--- Dataset records Enclosed Below ---

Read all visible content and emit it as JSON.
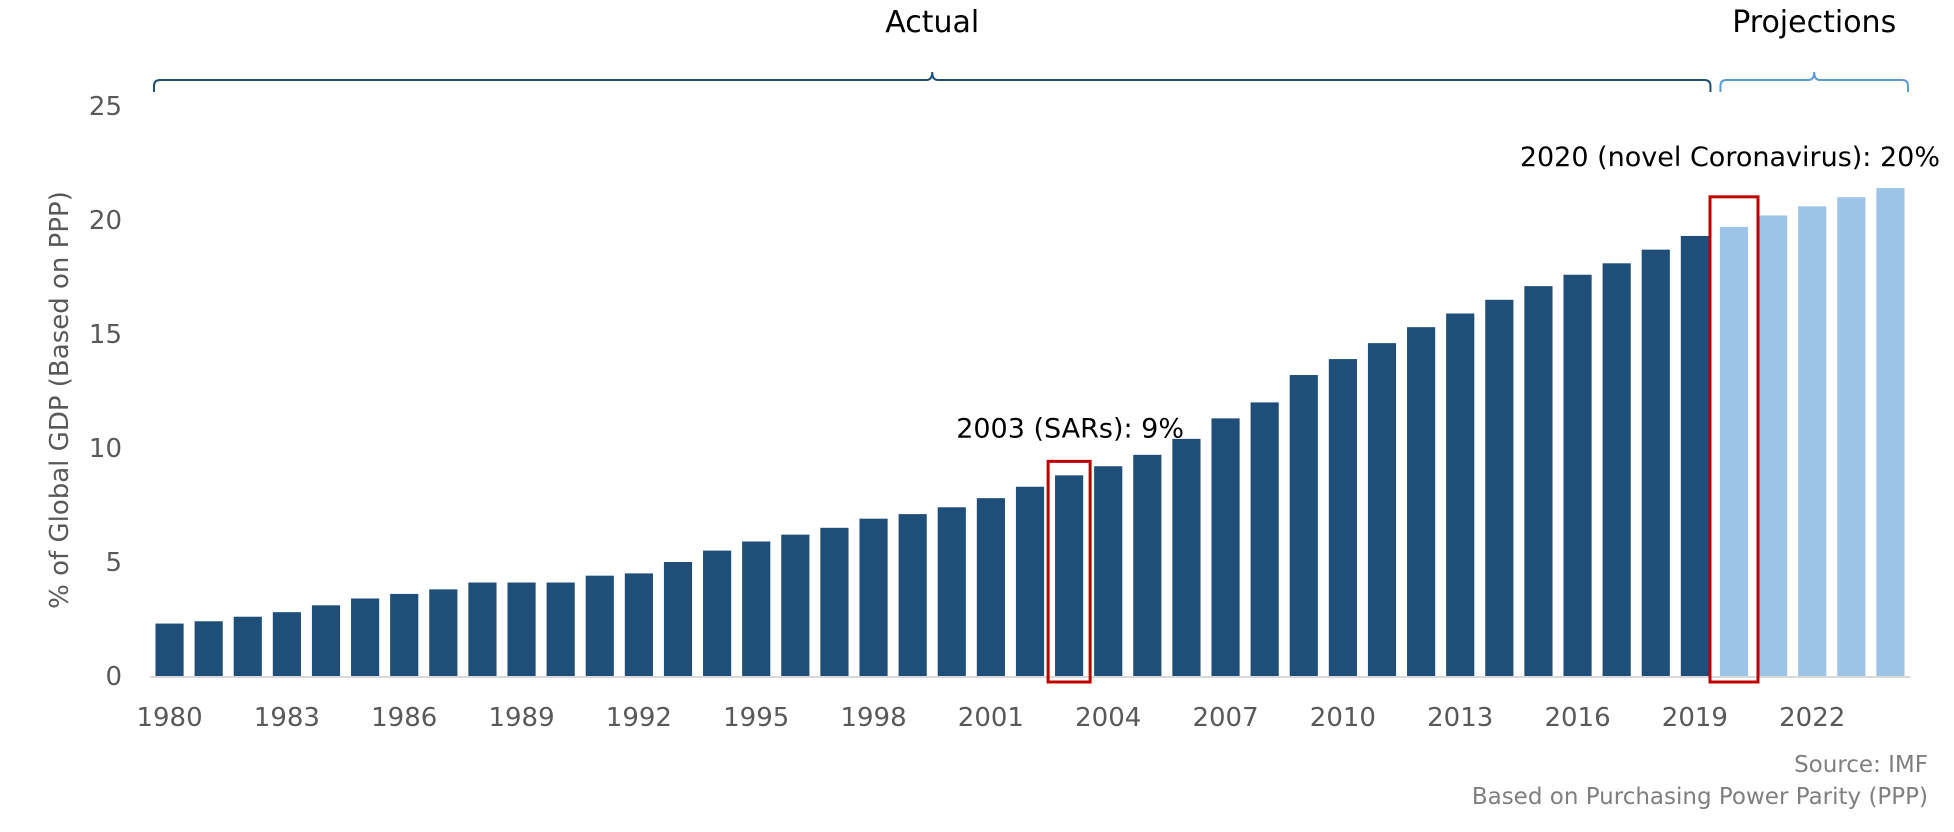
{
  "chart_data": {
    "type": "bar",
    "title": "",
    "ylabel": "% of Global GDP (Based on PPP)",
    "xlabel": "",
    "ylim": [
      0,
      25
    ],
    "yticks": [
      0,
      5,
      10,
      15,
      20,
      25
    ],
    "x_tick_labels": [
      "1980",
      "1983",
      "1986",
      "1989",
      "1992",
      "1995",
      "1998",
      "2001",
      "2004",
      "2007",
      "2010",
      "2013",
      "2016",
      "2019",
      "2022"
    ],
    "categories": [
      "1980",
      "1981",
      "1982",
      "1983",
      "1984",
      "1985",
      "1986",
      "1987",
      "1988",
      "1989",
      "1990",
      "1991",
      "1992",
      "1993",
      "1994",
      "1995",
      "1996",
      "1997",
      "1998",
      "1999",
      "2000",
      "2001",
      "2002",
      "2003",
      "2004",
      "2005",
      "2006",
      "2007",
      "2008",
      "2009",
      "2010",
      "2011",
      "2012",
      "2013",
      "2014",
      "2015",
      "2016",
      "2017",
      "2018",
      "2019",
      "2020",
      "2021",
      "2022",
      "2023",
      "2024"
    ],
    "values": [
      2.3,
      2.4,
      2.6,
      2.8,
      3.1,
      3.4,
      3.6,
      3.8,
      4.1,
      4.1,
      4.1,
      4.4,
      4.5,
      5.0,
      5.5,
      5.9,
      6.2,
      6.5,
      6.9,
      7.1,
      7.4,
      7.8,
      8.3,
      8.8,
      9.2,
      9.7,
      10.4,
      11.3,
      12.0,
      13.2,
      13.9,
      14.6,
      15.3,
      15.9,
      16.5,
      17.1,
      17.6,
      18.1,
      18.7,
      19.3,
      19.7,
      20.2,
      20.6,
      21.0,
      21.4
    ],
    "groups": [
      {
        "label": "Actual",
        "from": "1980",
        "to": "2019",
        "color": "#1f4e79"
      },
      {
        "label": "Projections",
        "from": "2020",
        "to": "2024",
        "color": "#9dc3e6"
      }
    ],
    "annotations": [
      {
        "text": "2003 (SARs): 9%",
        "category": "2003",
        "box_color": "#c00000"
      },
      {
        "text": "2020 (novel Coronavirus): 20%",
        "category": "2020",
        "box_color": "#c00000"
      }
    ],
    "bracket_colors": {
      "actual": "#1f4e79",
      "projections": "#5b9bd5"
    },
    "grid": false,
    "legend": "none"
  },
  "source_line": "Source: IMF",
  "basis_line": "Based on Purchasing Power Parity (PPP)"
}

--- End of Enclosed Dataset records ---

[Exercise brief]: From the entries above, show each line that includes the string "Based".

[Response to this task]:
    "ylabel": "% of Global GDP (Based on PPP)",
  "basis_line": "Based on Purchasing Power Parity (PPP)"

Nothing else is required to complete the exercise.